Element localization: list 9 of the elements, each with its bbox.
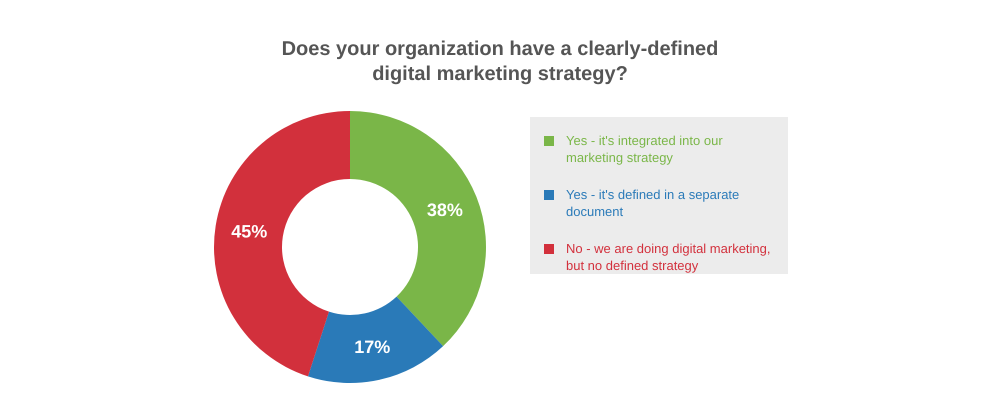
legend-label: Yes - it's integrated into our marketing strategy xyxy=(566,133,724,165)
data-label: 17% xyxy=(354,336,390,357)
chart-title: Does your organization have a clearly-defined digital marketing strategy? xyxy=(282,38,718,85)
data-label: 38% xyxy=(426,200,463,220)
data-label: 45% xyxy=(231,221,268,242)
legend-label: Yes - it's defined in a separate document xyxy=(566,187,740,219)
donut-slice xyxy=(214,111,350,376)
donut-slice xyxy=(308,296,444,383)
legend-label: No - we are doing digital marketing, but no defined strategy xyxy=(566,241,770,273)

════════

» **Written instruction**
Copy every line of the records above without changing anything, but leave the pictures out.

» **Answer in full**
Element localization: list 9 of the elements, each with its bbox.
legend-label: Yes - it's integrated into our marketing strategy xyxy=(566,133,724,165)
data-label: 17% xyxy=(354,336,390,357)
chart-title: Does your organization have a clearly-defined digital marketing strategy? xyxy=(282,38,718,85)
data-label: 38% xyxy=(426,200,463,220)
data-label: 45% xyxy=(231,221,268,242)
legend-label: Yes - it's defined in a separate document xyxy=(566,187,740,219)
donut-slice xyxy=(214,111,350,376)
donut-slice xyxy=(308,296,444,383)
legend-label: No - we are doing digital marketing, but no defined strategy xyxy=(566,241,770,273)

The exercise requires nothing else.